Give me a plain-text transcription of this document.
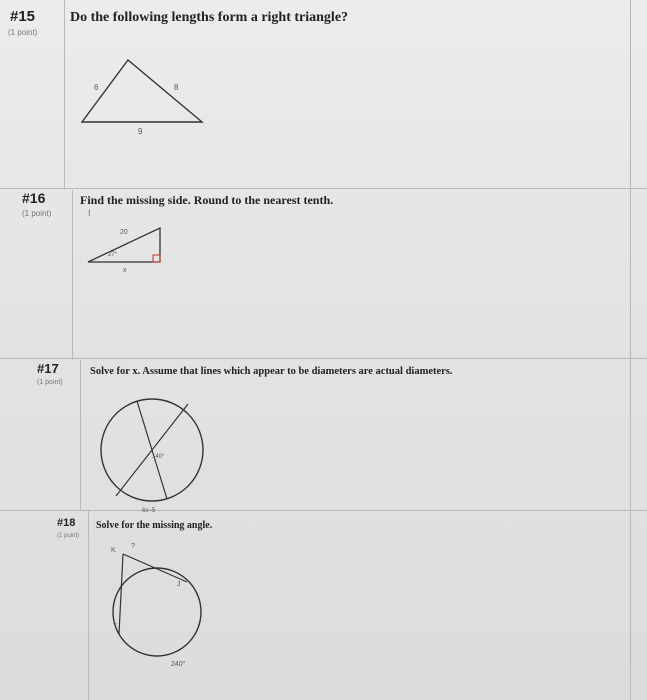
#15
(1 point)
Do the following lengths form a right triangle?
6	8
9
#16
(1 point)
Find the missing side. Round to the nearest tenth.
I
20
27°
x
#17
(1 point)
Solve for x. Assume that lines which appear to be diameters are actual diameters.
140°
6x−5
#18
(1 point)
Solve for the missing angle.
K
?
J
L
240°
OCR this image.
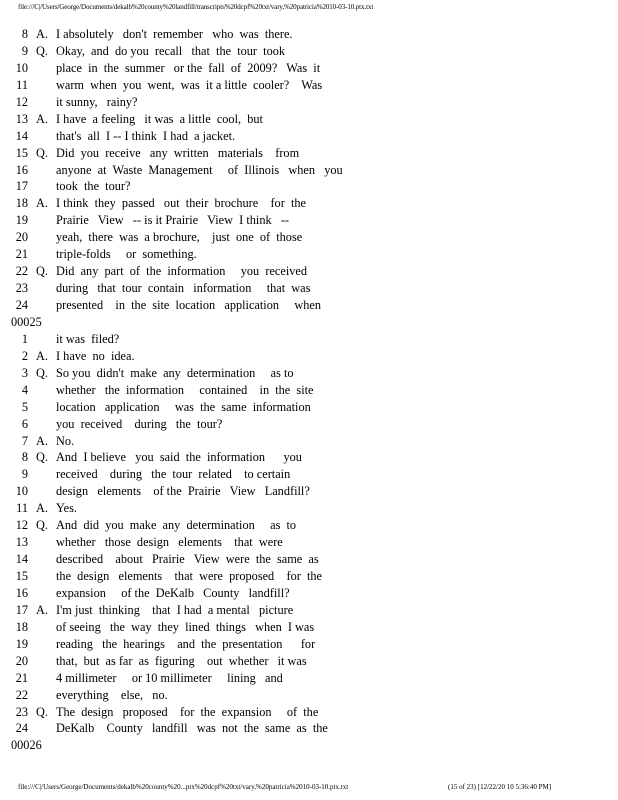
file:///C|/Users/George/Documents/dekalb%20county%20landfill/transcripts%20dcpf%20txt/vary,%20patricia%2010-03-10.ptx.txt
8 A. I absolutely   don't  remember   who  was  there.
9 Q. Okay,  and  do you  recall   that  the  tour  took
10 place  in  the  summer   or the  fall  of  2009?   Was  it
11 warm  when  you  went,  was  it a little  cooler?    Was
12 it sunny,   rainy?
13 A. I have  a feeling   it was  a little  cool,  but
14 that's  all  I -- I think  I had  a jacket.
15 Q. Did  you  receive   any  written   materials    from
16 anyone  at  Waste  Management     of  Illinois   when   you
17 took  the  tour?
18 A. I think  they  passed   out  their  brochure    for  the
19 Prairie   View   -- is it Prairie   View  I think   --
20 yeah,  there  was  a brochure,    just  one  of  those
21 triple-folds     or  something.
22 Q. Did  any  part  of  the  information     you  received
23 during   that  tour  contain   information     that  was
24 presented    in  the  site  location   application     when
00025
1 it was  filed?
2 A. I have  no  idea.
3 Q. So you  didn't  make  any  determination     as to
4 whether   the  information     contained    in  the  site
5 location   application     was  the  same  information
6 you  received    during   the  tour?
7 A. No.
8 Q. And  I believe   you  said  the  information      you
9 received    during   the  tour  related    to certain
10 design   elements    of the  Prairie   View   Landfill?
11 A. Yes.
12 Q. And  did  you  make  any  determination     as  to
13 whether   those  design   elements    that  were
14 described    about   Prairie   View  were  the  same  as
15 the  design   elements    that  were  proposed    for  the
16 expansion     of the  DeKalb   County   landfill?
17 A. I'm just  thinking    that  I had  a mental   picture
18 of seeing   the  way  they  lined  things   when  I was
19 reading   the  hearings    and  the  presentation      for
20 that,  but  as far  as  figuring    out  whether   it was
21 4 millimeter     or 10 millimeter     lining   and
22 everything    else,   no.
23 Q. The  design   proposed    for  the  expansion     of  the
24 DeKalb    County   landfill   was  not  the  same  as  the
00026
file:///C|/Users/George/Documents/dekalb%20county%20...ptx%20dcpf%20txt/vary,%20patricia%2010-03-10.ptx.txt	(15 of 23) [12/22/20 10 5:36:40 PM]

☆ ☆ ☆ ☆ ☆

Written exercise:
Copy the records above exactly, omitting every picture.

Full answer:
Give me a plain-text transcription of this document.
#15
(1 point)
Do the following lengths form a right triangle?
6	8
9
#16
(1 point)
Find the missing side. Round to the nearest tenth.
I
20
27°
x
#17
(1 point)
Solve for x. Assume that lines which appear to be diameters are actual diameters.
140°
6x−5
#18
(1 point)
Solve for the missing angle.
K
?
J
L
240°
OCR this image.
file:///C|/Users/George/Documents/dekalb%20county%20landfill/transcripts%20dcpf%20txt/vary,%20patricia%2010-03-10.ptx.txt
8 A. I absolutely   don't  remember   who  was  there.
9 Q. Okay,  and  do you  recall   that  the  tour  took
10 place  in  the  summer   or the  fall  of  2009?   Was  it
11 warm  when  you  went,  was  it a little  cooler?    Was
12 it sunny,   rainy?
13 A. I have  a feeling   it was  a little  cool,  but
14 that's  all  I -- I think  I had  a jacket.
15 Q. Did  you  receive   any  written   materials    from
16 anyone  at  Waste  Management     of  Illinois   when   you
17 took  the  tour?
18 A. I think  they  passed   out  their  brochure    for  the
19 Prairie   View   -- is it Prairie   View  I think   --
20 yeah,  there  was  a brochure,    just  one  of  those
21 triple-folds     or  something.
22 Q. Did  any  part  of  the  information     you  received
23 during   that  tour  contain   information     that  was
24 presented    in  the  site  location   application     when
00025
1 it was  filed?
2 A. I have  no  idea.
3 Q. So you  didn't  make  any  determination     as to
4 whether   the  information     contained    in  the  site
5 location   application     was  the  same  information
6 you  received    during   the  tour?
7 A. No.
8 Q. And  I believe   you  said  the  information      you
9 received    during   the  tour  related    to certain
10 design   elements    of the  Prairie   View   Landfill?
11 A. Yes.
12 Q. And  did  you  make  any  determination     as  to
13 whether   those  design   elements    that  were
14 described    about   Prairie   View  were  the  same  as
15 the  design   elements    that  were  proposed    for  the
16 expansion     of the  DeKalb   County   landfill?
17 A. I'm just  thinking    that  I had  a mental   picture
18 of seeing   the  way  they  lined  things   when  I was
19 reading   the  hearings    and  the  presentation      for
20 that,  but  as far  as  figuring    out  whether   it was
21 4 millimeter     or 10 millimeter     lining   and
22 everything    else,   no.
23 Q. The  design   proposed    for  the  expansion     of  the
24 DeKalb    County   landfill   was  not  the  same  as  the
00026
file:///C|/Users/George/Documents/dekalb%20county%20...ptx%20dcpf%20txt/vary,%20patricia%2010-03-10.ptx.txt	(15 of 23) [12/22/20 10 5:36:40 PM]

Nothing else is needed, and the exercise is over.